┌─ DATA FOR THE TASK

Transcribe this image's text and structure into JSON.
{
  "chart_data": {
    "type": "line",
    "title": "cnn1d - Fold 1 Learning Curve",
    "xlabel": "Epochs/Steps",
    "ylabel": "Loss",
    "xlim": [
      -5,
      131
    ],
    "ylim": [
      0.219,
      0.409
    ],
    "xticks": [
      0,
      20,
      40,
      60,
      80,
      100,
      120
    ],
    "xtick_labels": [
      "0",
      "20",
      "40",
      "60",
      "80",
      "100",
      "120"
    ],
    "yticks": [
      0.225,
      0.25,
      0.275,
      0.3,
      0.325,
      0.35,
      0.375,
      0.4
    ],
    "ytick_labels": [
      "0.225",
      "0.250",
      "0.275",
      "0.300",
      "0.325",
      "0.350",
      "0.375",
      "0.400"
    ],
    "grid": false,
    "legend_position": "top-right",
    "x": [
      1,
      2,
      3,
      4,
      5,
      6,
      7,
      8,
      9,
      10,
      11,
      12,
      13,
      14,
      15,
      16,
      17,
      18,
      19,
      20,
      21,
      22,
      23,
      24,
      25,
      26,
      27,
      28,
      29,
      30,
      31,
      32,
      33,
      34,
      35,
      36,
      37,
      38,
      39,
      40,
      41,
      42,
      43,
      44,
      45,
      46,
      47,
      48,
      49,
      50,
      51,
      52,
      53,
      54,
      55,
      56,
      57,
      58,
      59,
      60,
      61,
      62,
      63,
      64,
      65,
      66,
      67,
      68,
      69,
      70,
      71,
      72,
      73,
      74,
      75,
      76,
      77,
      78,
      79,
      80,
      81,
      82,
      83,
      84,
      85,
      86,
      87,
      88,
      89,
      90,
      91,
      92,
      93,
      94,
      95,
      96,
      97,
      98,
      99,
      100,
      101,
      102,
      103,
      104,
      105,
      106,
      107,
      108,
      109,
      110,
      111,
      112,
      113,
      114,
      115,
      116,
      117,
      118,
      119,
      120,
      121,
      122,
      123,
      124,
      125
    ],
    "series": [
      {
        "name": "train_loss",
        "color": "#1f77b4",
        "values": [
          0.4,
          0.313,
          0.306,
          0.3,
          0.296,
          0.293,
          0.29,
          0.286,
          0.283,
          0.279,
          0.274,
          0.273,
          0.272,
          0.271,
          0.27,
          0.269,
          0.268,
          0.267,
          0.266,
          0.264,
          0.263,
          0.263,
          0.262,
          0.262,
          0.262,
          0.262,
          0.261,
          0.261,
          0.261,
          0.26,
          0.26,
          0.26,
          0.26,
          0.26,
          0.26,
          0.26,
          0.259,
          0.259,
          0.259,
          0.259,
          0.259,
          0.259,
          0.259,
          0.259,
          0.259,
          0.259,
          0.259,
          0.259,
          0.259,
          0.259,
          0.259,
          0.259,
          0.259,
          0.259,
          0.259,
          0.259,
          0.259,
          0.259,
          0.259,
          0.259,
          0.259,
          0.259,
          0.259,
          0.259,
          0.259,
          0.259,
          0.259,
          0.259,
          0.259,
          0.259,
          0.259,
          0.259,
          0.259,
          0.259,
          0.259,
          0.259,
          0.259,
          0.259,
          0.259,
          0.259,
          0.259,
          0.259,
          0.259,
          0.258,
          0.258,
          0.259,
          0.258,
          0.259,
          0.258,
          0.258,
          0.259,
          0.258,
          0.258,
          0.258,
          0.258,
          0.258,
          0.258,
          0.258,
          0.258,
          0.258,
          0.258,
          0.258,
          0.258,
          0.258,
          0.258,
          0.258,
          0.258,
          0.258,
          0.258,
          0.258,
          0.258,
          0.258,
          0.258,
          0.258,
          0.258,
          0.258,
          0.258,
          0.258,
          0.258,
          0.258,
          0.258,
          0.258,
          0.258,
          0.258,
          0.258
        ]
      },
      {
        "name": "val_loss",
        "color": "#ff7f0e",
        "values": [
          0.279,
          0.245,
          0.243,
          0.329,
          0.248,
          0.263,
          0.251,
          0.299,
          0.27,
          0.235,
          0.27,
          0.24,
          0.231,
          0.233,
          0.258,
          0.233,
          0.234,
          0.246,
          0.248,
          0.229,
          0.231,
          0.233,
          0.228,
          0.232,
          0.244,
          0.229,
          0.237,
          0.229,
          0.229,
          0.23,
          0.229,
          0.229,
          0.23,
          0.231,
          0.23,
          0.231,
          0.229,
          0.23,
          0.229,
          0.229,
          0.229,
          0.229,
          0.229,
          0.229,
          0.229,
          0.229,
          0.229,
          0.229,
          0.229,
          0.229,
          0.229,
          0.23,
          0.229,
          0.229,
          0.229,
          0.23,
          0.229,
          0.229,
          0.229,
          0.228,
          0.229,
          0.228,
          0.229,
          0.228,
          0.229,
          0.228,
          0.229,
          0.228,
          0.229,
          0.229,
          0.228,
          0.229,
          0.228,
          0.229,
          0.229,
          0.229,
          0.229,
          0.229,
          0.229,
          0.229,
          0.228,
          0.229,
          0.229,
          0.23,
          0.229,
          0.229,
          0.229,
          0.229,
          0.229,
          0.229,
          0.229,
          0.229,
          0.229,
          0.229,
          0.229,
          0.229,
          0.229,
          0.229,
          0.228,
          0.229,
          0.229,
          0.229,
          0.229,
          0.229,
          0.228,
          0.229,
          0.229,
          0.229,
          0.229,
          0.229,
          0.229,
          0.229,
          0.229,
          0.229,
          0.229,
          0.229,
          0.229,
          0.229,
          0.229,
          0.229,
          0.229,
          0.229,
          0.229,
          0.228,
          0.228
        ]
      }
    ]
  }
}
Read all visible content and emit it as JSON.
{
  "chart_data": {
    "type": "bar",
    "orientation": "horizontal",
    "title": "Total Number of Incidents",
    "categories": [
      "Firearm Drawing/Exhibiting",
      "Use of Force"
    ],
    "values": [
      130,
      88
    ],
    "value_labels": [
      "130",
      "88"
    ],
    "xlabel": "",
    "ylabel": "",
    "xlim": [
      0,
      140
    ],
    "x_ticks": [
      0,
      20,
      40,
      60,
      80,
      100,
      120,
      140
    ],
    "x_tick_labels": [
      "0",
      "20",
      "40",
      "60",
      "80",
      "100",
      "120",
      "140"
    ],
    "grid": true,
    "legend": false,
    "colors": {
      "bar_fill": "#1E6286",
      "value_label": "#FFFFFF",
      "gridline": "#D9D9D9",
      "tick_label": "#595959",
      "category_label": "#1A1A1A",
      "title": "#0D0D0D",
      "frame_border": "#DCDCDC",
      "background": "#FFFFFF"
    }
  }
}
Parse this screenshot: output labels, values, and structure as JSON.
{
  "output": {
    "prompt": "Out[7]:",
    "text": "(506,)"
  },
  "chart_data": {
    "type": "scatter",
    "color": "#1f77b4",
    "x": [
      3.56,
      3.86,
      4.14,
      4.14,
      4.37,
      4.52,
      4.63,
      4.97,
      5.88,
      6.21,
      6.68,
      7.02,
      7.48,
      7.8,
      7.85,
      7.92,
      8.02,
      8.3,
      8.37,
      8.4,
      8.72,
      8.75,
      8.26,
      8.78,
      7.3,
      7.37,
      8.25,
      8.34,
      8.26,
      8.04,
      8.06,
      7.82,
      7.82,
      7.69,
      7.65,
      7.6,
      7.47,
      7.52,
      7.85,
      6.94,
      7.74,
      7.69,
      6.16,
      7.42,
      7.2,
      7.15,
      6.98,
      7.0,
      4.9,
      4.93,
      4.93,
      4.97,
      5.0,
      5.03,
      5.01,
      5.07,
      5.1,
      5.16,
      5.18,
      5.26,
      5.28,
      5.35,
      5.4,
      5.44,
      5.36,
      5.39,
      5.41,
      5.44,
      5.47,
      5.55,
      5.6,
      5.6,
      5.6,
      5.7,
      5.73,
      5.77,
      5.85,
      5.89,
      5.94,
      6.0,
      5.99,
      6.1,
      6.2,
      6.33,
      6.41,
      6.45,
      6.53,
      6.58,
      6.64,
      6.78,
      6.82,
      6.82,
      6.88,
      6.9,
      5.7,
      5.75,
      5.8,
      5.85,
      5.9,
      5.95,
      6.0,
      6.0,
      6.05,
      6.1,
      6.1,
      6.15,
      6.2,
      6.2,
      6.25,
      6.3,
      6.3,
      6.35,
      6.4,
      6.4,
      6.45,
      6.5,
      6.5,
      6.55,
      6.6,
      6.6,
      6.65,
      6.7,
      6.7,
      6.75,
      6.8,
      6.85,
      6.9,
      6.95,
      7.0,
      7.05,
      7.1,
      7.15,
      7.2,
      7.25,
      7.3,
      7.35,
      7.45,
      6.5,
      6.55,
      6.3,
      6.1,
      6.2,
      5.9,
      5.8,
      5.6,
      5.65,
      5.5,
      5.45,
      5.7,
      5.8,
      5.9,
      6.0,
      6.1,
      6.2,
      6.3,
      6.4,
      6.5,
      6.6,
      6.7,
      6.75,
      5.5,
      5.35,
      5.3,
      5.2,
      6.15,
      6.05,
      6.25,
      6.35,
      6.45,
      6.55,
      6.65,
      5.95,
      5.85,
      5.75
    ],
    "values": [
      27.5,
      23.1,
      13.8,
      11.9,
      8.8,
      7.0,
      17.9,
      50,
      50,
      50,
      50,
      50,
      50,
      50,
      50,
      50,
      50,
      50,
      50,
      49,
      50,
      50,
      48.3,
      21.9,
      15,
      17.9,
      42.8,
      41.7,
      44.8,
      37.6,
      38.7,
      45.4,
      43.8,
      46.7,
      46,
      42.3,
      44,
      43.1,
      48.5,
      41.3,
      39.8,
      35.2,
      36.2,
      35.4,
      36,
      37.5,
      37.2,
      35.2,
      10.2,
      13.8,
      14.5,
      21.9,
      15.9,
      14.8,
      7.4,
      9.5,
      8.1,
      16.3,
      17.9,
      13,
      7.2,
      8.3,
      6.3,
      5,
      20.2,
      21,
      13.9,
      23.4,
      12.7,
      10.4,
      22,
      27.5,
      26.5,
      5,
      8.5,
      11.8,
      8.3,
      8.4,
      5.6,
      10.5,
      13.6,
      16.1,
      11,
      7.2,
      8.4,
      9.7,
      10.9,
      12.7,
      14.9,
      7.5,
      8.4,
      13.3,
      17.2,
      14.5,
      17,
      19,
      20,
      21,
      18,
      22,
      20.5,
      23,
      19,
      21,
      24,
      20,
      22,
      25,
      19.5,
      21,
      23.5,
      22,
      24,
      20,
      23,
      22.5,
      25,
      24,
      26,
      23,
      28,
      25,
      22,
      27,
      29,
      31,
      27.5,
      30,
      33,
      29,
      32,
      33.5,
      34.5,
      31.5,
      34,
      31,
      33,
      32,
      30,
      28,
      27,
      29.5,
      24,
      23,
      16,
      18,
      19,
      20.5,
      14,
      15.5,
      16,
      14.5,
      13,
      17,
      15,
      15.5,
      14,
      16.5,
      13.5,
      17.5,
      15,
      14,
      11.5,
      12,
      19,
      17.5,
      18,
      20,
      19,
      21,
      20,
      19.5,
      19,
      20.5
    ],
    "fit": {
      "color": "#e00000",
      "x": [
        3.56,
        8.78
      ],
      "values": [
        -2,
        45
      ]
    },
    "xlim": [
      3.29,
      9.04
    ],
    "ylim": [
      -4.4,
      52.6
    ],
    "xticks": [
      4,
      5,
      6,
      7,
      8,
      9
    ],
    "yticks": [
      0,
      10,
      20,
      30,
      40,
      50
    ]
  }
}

└─

Filter the entries down to the lines with the word "output" in them.

### THE COMPLETED TASK
Parse this screenshot: output labels, values, and structure as JSON.
  "output": {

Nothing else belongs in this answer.